## Task directions
Would you quote every entry exactly, dropping only the pictures?

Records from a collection
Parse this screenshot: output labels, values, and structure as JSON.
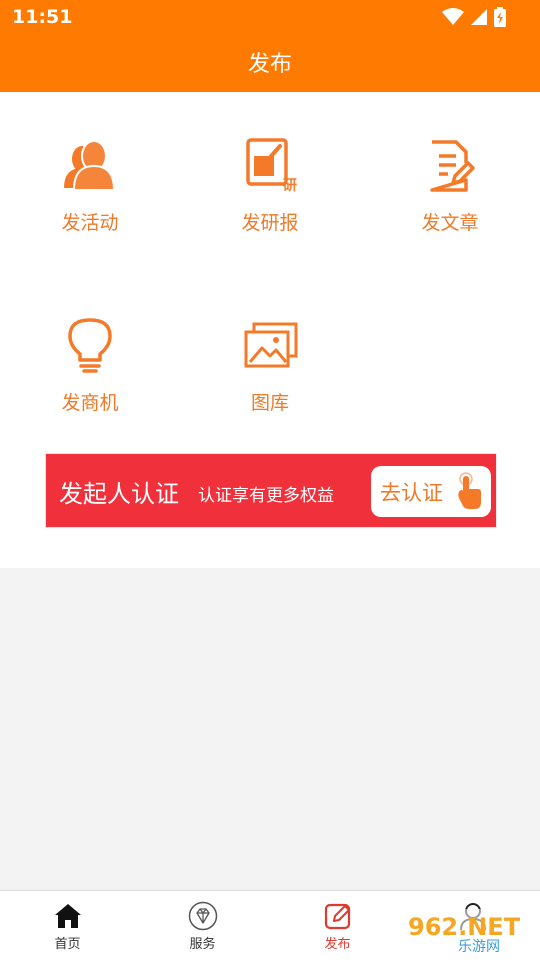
{
  "status_bar": {
    "time": "11:51"
  },
  "header": {
    "title": "发布"
  },
  "publish_grid": [
    {
      "label": "发活动",
      "icon": "people-icon"
    },
    {
      "label": "发研报",
      "icon": "report-icon"
    },
    {
      "label": "发文章",
      "icon": "article-icon"
    },
    {
      "label": "发商机",
      "icon": "lightbulb-icon"
    },
    {
      "label": "图库",
      "icon": "gallery-icon"
    }
  ],
  "report_icon_tag": "研",
  "banner": {
    "title": "发起人认证",
    "subtitle": "认证享有更多权益",
    "button_label": "去认证"
  },
  "tabbar": {
    "items": [
      {
        "label": "首页",
        "icon": "home-icon"
      },
      {
        "label": "服务",
        "icon": "diamond-icon"
      },
      {
        "label": "发布",
        "icon": "edit-icon",
        "active": true
      },
      {
        "label": "",
        "icon": "profile-icon"
      }
    ]
  },
  "watermark": {
    "brand": "962.NET",
    "site": "乐游网"
  },
  "colors": {
    "primary": "#ff7a00",
    "accent": "#ee7a2a",
    "banner": "#f0303a",
    "active_tab": "#e03a2e"
  }
}
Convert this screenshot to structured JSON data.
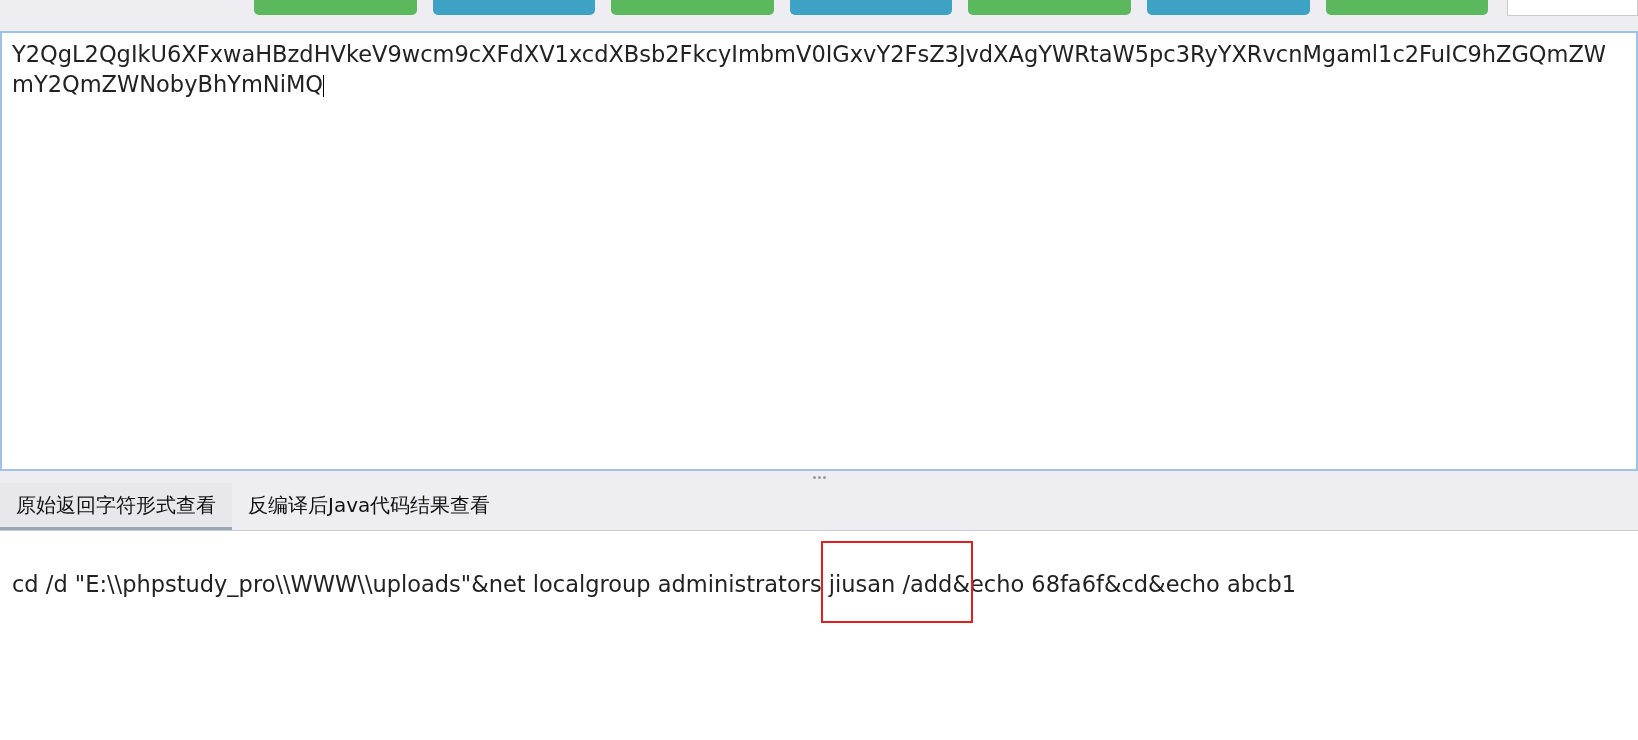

## Response to this task
Parse this screenshot: output labels, values, and structure as JSON.
{
  "status_bar": {
    "time": "11:51"
  },
  "header": {
    "title": "发布"
  },
  "publish_grid": [
    {
      "label": "发活动",
      "icon": "people-icon"
    },
    {
      "label": "发研报",
      "icon": "report-icon"
    },
    {
      "label": "发文章",
      "icon": "article-icon"
    },
    {
      "label": "发商机",
      "icon": "lightbulb-icon"
    },
    {
      "label": "图库",
      "icon": "gallery-icon"
    }
  ],
  "report_icon_tag": "研",
  "banner": {
    "title": "发起人认证",
    "subtitle": "认证享有更多权益",
    "button_label": "去认证"
  },
  "tabbar": {
    "items": [
      {
        "label": "首页",
        "icon": "home-icon"
      },
      {
        "label": "服务",
        "icon": "diamond-icon"
      },
      {
        "label": "发布",
        "icon": "edit-icon",
        "active": true
      },
      {
        "label": "",
        "icon": "profile-icon"
      }
    ]
  },
  "watermark": {
    "brand": "962.NET",
    "site": "乐游网"
  },
  "colors": {
    "primary": "#ff7a00",
    "accent": "#ee7a2a",
    "banner": "#f0303a",
    "active_tab": "#e03a2e"
  }
}
Convert this screenshot to structured JSON data.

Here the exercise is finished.